- _Work to be completed_:
Select and copy out every line in the records containing "Packaging".

- _Dataset rows_:

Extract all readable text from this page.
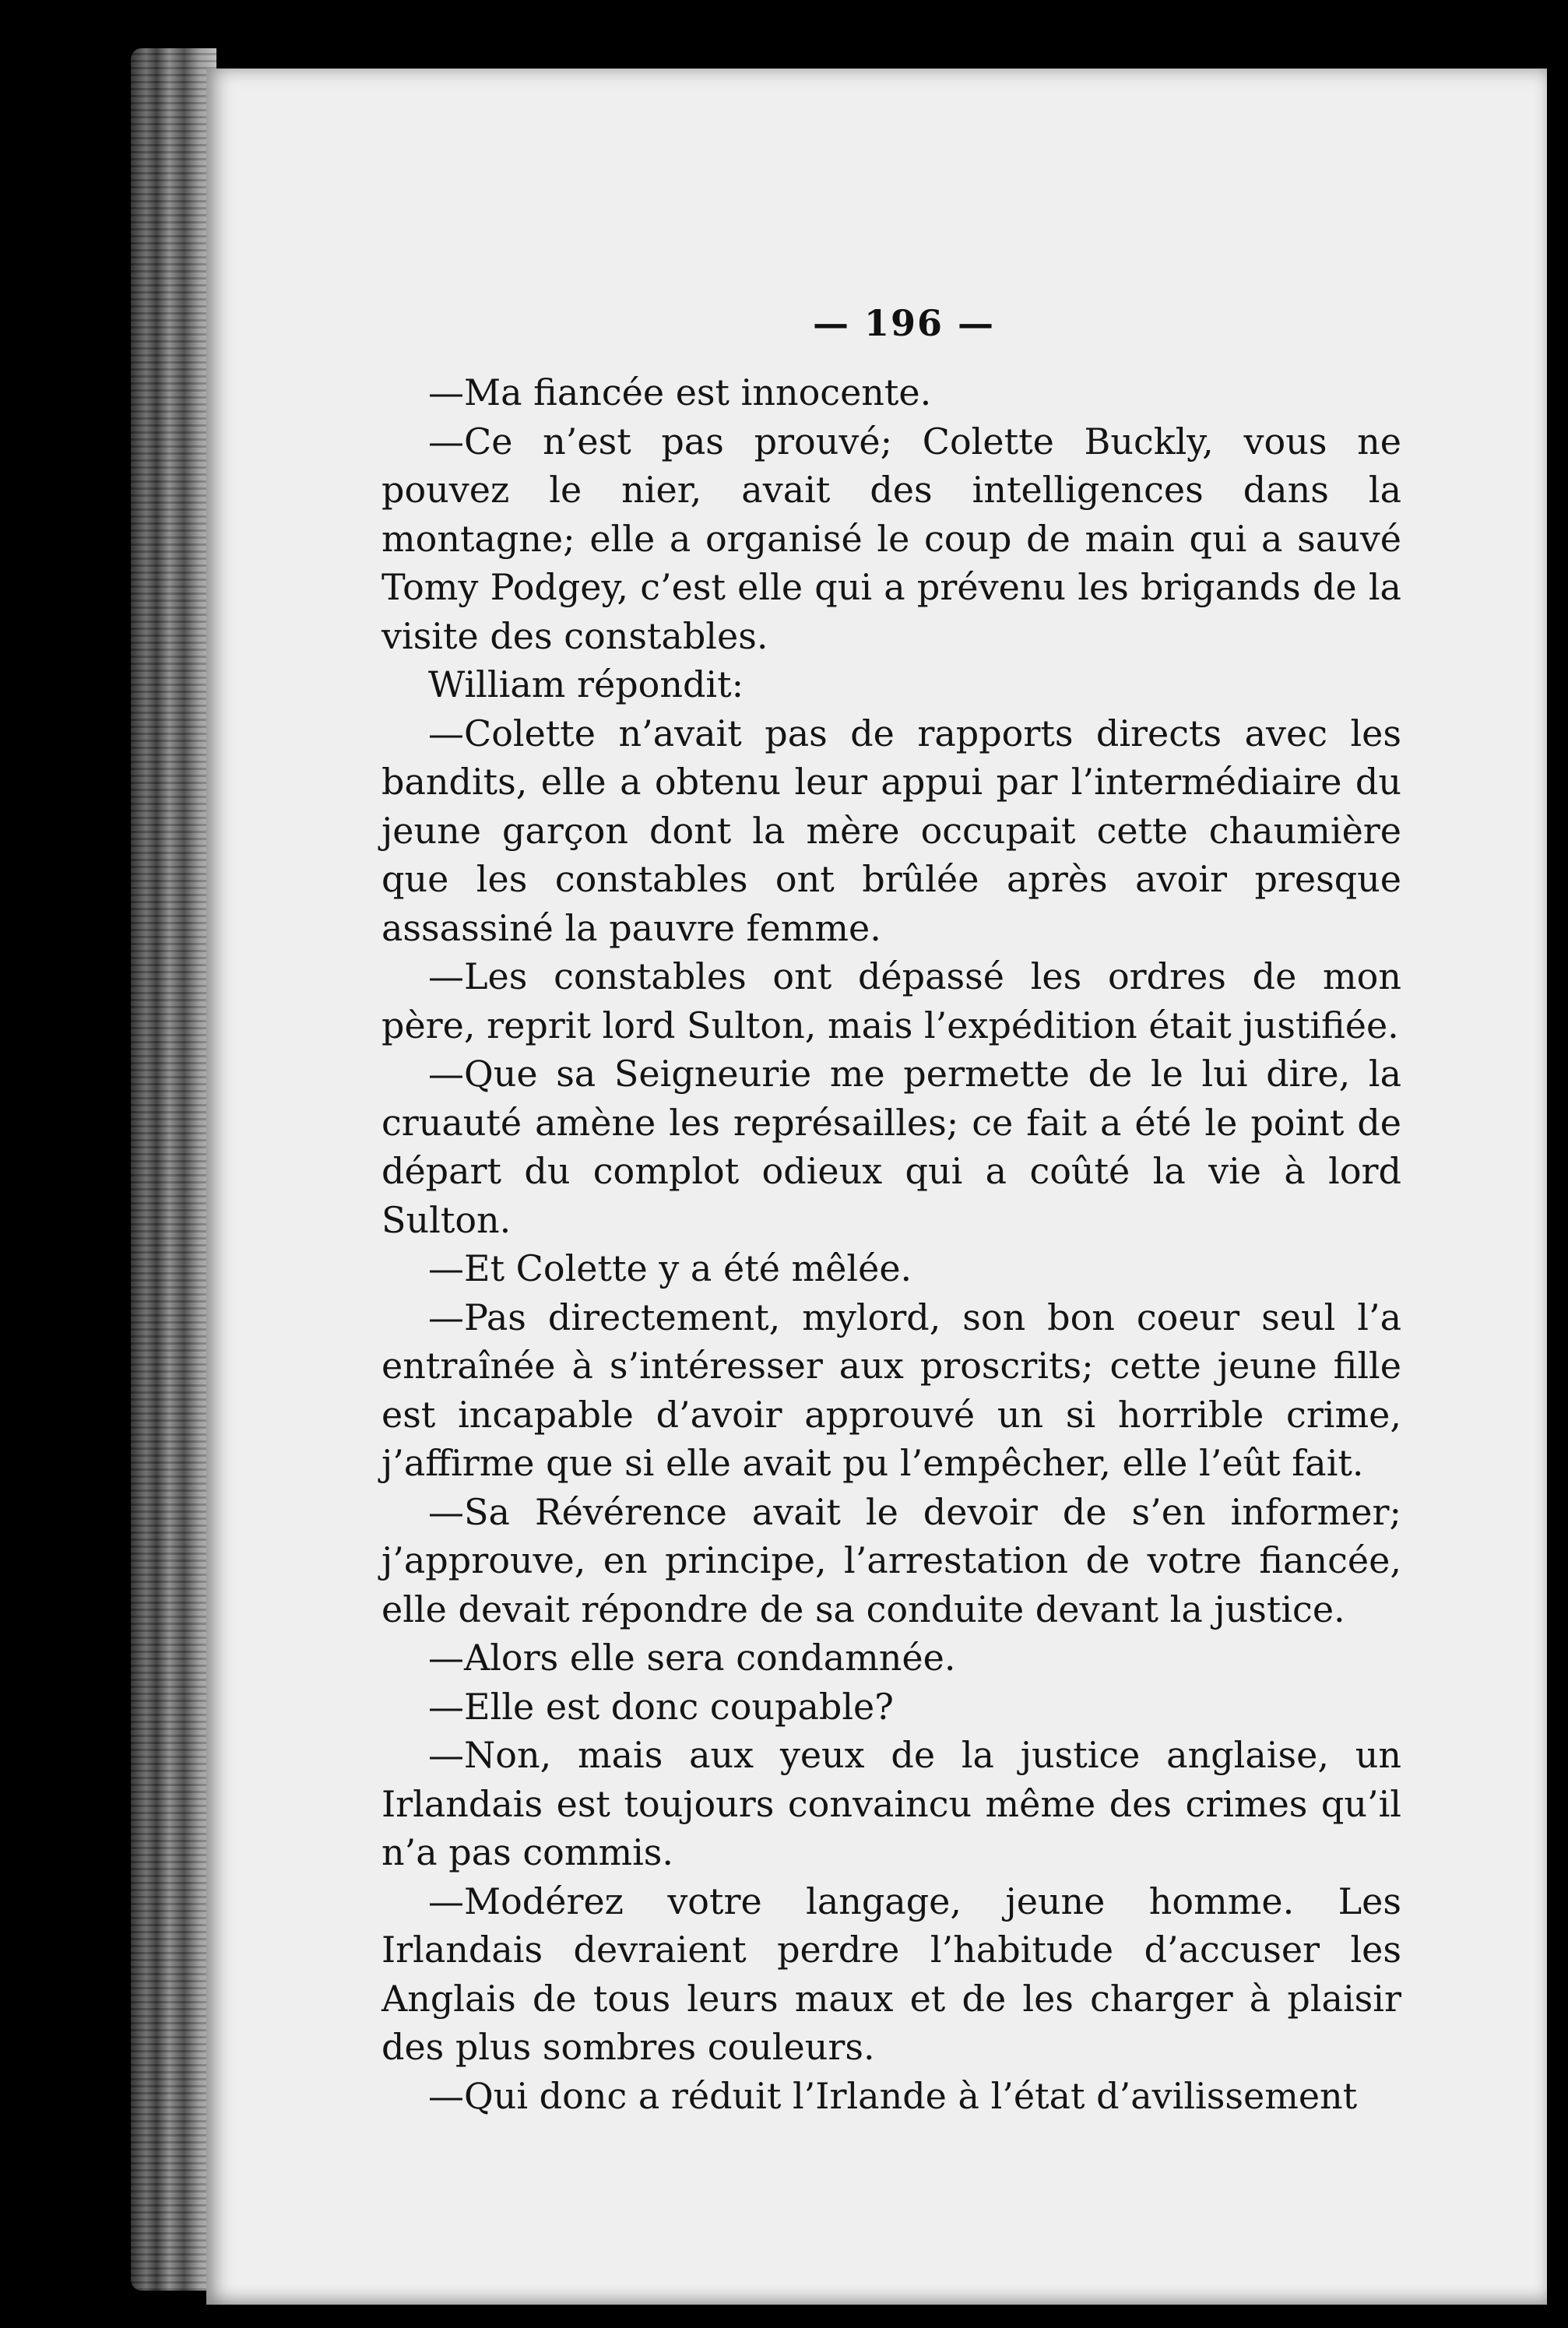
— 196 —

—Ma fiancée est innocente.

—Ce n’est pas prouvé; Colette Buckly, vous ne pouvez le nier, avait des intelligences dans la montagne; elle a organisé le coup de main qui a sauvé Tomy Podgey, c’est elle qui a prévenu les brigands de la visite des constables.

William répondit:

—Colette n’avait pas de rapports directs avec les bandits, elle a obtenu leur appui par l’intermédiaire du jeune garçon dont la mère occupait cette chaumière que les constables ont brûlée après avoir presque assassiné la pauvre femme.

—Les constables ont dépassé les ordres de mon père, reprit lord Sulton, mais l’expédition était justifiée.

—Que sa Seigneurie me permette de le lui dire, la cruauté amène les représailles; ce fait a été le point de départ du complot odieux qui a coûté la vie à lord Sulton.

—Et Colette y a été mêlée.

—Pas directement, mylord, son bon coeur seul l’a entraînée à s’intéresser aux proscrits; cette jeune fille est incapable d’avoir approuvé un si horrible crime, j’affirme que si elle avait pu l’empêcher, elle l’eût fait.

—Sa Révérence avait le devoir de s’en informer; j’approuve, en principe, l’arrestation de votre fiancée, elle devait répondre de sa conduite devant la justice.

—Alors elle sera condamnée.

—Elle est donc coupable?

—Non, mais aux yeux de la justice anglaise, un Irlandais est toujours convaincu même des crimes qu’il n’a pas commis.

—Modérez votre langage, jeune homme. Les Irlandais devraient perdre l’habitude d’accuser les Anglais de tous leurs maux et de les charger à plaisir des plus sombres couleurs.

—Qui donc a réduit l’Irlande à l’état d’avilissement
--
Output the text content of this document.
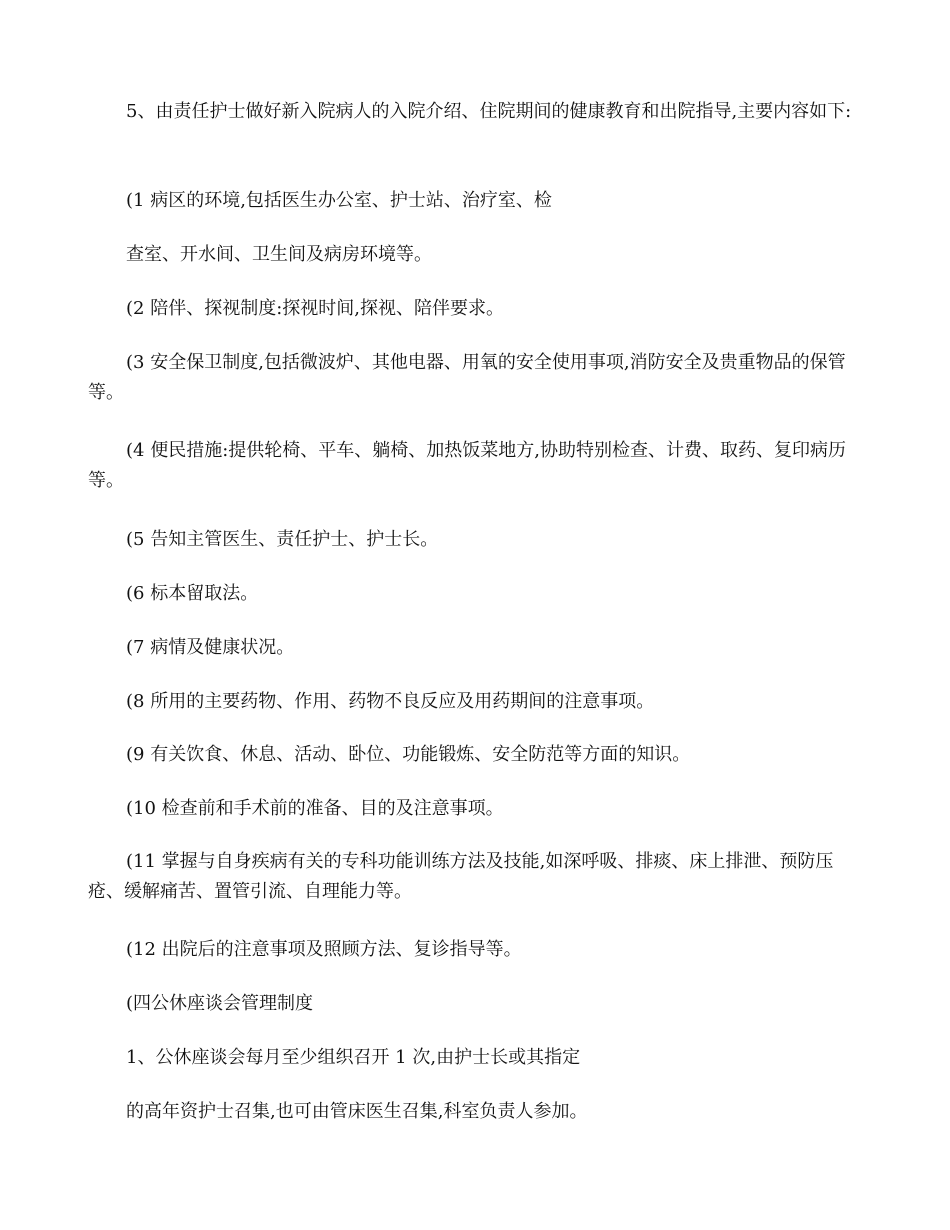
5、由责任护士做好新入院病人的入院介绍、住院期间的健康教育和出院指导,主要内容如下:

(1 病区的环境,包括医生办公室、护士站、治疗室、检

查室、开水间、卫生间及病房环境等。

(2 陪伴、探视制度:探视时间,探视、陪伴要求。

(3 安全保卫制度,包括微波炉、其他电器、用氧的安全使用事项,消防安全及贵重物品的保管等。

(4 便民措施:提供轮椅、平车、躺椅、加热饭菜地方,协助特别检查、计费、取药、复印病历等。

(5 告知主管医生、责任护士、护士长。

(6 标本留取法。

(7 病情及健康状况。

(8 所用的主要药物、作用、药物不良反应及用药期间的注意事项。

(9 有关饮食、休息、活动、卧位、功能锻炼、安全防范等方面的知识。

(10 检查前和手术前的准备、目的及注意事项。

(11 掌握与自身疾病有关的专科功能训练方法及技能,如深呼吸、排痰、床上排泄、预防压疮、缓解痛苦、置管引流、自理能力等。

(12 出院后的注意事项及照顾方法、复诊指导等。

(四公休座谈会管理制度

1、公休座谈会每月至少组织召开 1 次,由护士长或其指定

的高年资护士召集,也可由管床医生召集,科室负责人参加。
---
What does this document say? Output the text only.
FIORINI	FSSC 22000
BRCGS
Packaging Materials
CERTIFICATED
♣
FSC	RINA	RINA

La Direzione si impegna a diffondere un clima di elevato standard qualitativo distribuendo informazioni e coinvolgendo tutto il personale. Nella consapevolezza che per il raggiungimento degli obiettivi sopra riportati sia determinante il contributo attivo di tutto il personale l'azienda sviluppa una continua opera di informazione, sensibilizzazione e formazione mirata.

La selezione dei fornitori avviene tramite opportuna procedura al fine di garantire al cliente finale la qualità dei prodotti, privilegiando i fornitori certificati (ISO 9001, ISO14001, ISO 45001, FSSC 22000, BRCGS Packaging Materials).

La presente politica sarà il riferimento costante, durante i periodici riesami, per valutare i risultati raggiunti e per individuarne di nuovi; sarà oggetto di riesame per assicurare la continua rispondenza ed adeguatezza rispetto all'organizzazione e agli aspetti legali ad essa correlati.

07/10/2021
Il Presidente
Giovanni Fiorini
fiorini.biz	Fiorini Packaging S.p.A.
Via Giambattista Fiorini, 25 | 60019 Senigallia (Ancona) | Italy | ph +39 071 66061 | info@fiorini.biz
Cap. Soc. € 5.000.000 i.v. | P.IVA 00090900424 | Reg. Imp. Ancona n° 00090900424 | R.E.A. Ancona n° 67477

- _Full output_:
Packaging Materials
La selezione dei fornitori avviene tramite opportuna procedura al fine di garantire al cliente finale la qualità dei prodotti, privilegiando i fornitori certificati (ISO 9001, ISO14001, ISO 45001, FSSC 22000, BRCGS Packaging Materials).
fiorini.biz	Fiorini Packaging S.p.A.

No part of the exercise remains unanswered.